(Saved entries)
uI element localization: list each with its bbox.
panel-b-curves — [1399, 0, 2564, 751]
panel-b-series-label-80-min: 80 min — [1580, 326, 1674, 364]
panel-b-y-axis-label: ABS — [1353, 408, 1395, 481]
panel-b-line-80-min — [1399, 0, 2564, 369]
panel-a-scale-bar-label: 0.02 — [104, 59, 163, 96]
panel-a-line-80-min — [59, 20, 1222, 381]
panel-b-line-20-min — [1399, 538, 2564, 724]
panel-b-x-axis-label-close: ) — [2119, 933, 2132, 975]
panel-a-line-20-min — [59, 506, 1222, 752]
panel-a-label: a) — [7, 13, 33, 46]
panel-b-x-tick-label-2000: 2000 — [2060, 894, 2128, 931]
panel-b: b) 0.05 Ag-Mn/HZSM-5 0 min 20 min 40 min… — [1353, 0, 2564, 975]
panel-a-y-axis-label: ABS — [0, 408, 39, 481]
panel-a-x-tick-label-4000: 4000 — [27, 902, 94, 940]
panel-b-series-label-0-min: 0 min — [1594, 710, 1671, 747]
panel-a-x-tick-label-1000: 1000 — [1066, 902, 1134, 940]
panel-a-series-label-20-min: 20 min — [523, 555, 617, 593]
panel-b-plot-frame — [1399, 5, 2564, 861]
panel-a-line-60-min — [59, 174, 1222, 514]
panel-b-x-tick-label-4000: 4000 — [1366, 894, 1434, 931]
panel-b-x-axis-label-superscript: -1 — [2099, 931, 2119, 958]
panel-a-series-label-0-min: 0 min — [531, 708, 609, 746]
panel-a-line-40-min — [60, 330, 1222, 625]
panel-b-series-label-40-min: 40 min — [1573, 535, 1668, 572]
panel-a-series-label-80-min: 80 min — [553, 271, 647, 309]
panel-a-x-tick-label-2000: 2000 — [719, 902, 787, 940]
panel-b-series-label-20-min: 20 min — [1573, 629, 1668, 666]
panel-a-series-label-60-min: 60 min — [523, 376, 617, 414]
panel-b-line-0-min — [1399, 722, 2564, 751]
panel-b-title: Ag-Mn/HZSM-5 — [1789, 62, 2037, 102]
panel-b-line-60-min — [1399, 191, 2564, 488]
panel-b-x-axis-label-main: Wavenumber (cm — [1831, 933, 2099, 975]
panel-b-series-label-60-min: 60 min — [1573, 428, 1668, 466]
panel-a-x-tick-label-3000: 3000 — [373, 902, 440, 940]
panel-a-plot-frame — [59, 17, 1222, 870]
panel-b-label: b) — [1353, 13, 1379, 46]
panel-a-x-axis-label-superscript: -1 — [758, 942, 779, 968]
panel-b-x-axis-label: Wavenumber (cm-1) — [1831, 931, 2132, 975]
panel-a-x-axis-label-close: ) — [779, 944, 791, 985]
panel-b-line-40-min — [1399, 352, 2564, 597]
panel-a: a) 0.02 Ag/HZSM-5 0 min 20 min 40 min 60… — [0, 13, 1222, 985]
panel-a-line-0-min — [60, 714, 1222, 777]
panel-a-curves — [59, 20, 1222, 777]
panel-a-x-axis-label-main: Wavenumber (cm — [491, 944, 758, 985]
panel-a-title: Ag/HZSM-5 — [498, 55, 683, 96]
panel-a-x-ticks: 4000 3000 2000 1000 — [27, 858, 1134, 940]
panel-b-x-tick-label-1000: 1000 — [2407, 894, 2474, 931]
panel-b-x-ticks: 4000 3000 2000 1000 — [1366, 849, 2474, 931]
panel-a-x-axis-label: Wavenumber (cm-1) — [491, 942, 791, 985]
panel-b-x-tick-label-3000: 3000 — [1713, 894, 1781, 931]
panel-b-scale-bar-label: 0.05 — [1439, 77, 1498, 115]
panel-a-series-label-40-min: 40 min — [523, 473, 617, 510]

# Work instructions
In the saved entries, substitute "Absorbance" for every occurrence of "ABS" and reproduce all other text unchanged.

# In response
uI element localization: list each with its bbox.
panel-b-curves — [1399, 0, 2564, 751]
panel-b-series-label-80-min: 80 min — [1580, 326, 1674, 364]
panel-b-y-axis-label: Absorbance — [1353, 408, 1395, 481]
panel-b-line-80-min — [1399, 0, 2564, 369]
panel-a-scale-bar-label: 0.02 — [104, 59, 163, 96]
panel-a-line-80-min — [59, 20, 1222, 381]
panel-b-line-20-min — [1399, 538, 2564, 724]
panel-b-x-axis-label-close: ) — [2119, 933, 2132, 975]
panel-a-line-20-min — [59, 506, 1222, 752]
panel-a-label: a) — [7, 13, 33, 46]
panel-b-x-tick-label-2000: 2000 — [2060, 894, 2128, 931]
panel-b: b) 0.05 Ag-Mn/HZSM-5 0 min 20 min 40 min… — [1353, 0, 2564, 975]
panel-a-y-axis-label: Absorbance — [0, 408, 39, 481]
panel-a-x-tick-label-4000: 4000 — [27, 902, 94, 940]
panel-b-series-label-0-min: 0 min — [1594, 710, 1671, 747]
panel-a-x-tick-label-1000: 1000 — [1066, 902, 1134, 940]
panel-a-series-label-20-min: 20 min — [523, 555, 617, 593]
panel-b-plot-frame — [1399, 5, 2564, 861]
panel-a-line-60-min — [59, 174, 1222, 514]
panel-b-x-tick-label-4000: 4000 — [1366, 894, 1434, 931]
panel-b-x-axis-label-superscript: -1 — [2099, 931, 2119, 958]
panel-a-series-label-0-min: 0 min — [531, 708, 609, 746]
panel-a-line-40-min — [60, 330, 1222, 625]
panel-b-series-label-40-min: 40 min — [1573, 535, 1668, 572]
panel-a-series-label-80-min: 80 min — [553, 271, 647, 309]
panel-a-x-tick-label-2000: 2000 — [719, 902, 787, 940]
panel-b-series-label-20-min: 20 min — [1573, 629, 1668, 666]
panel-a-series-label-60-min: 60 min — [523, 376, 617, 414]
panel-b-line-0-min — [1399, 722, 2564, 751]
panel-b-title: Ag-Mn/HZSM-5 — [1789, 62, 2037, 102]
panel-b-line-60-min — [1399, 191, 2564, 488]
panel-b-x-axis-label-main: Wavenumber (cm — [1831, 933, 2099, 975]
panel-b-series-label-60-min: 60 min — [1573, 428, 1668, 466]
panel-a-x-tick-label-3000: 3000 — [373, 902, 440, 940]
panel-a-plot-frame — [59, 17, 1222, 870]
panel-b-label: b) — [1353, 13, 1379, 46]
panel-a-x-axis-label-superscript: -1 — [758, 942, 779, 968]
panel-b-x-axis-label: Wavenumber (cm-1) — [1831, 931, 2132, 975]
panel-a-x-axis-label-close: ) — [779, 944, 791, 985]
panel-b-line-40-min — [1399, 352, 2564, 597]
panel-a: a) 0.02 Ag/HZSM-5 0 min 20 min 40 min 60… — [0, 13, 1222, 985]
panel-a-line-0-min — [60, 714, 1222, 777]
panel-a-curves — [59, 20, 1222, 777]
panel-a-x-axis-label-main: Wavenumber (cm — [491, 944, 758, 985]
panel-a-title: Ag/HZSM-5 — [498, 55, 683, 96]
panel-a-x-ticks: 4000 3000 2000 1000 — [27, 858, 1134, 940]
panel-b-x-tick-label-1000: 1000 — [2407, 894, 2474, 931]
panel-b-x-ticks: 4000 3000 2000 1000 — [1366, 849, 2474, 931]
panel-a-x-axis-label: Wavenumber (cm-1) — [491, 942, 791, 985]
panel-b-x-tick-label-3000: 3000 — [1713, 894, 1781, 931]
panel-b-scale-bar-label: 0.05 — [1439, 77, 1498, 115]
panel-a-series-label-40-min: 40 min — [523, 473, 617, 510]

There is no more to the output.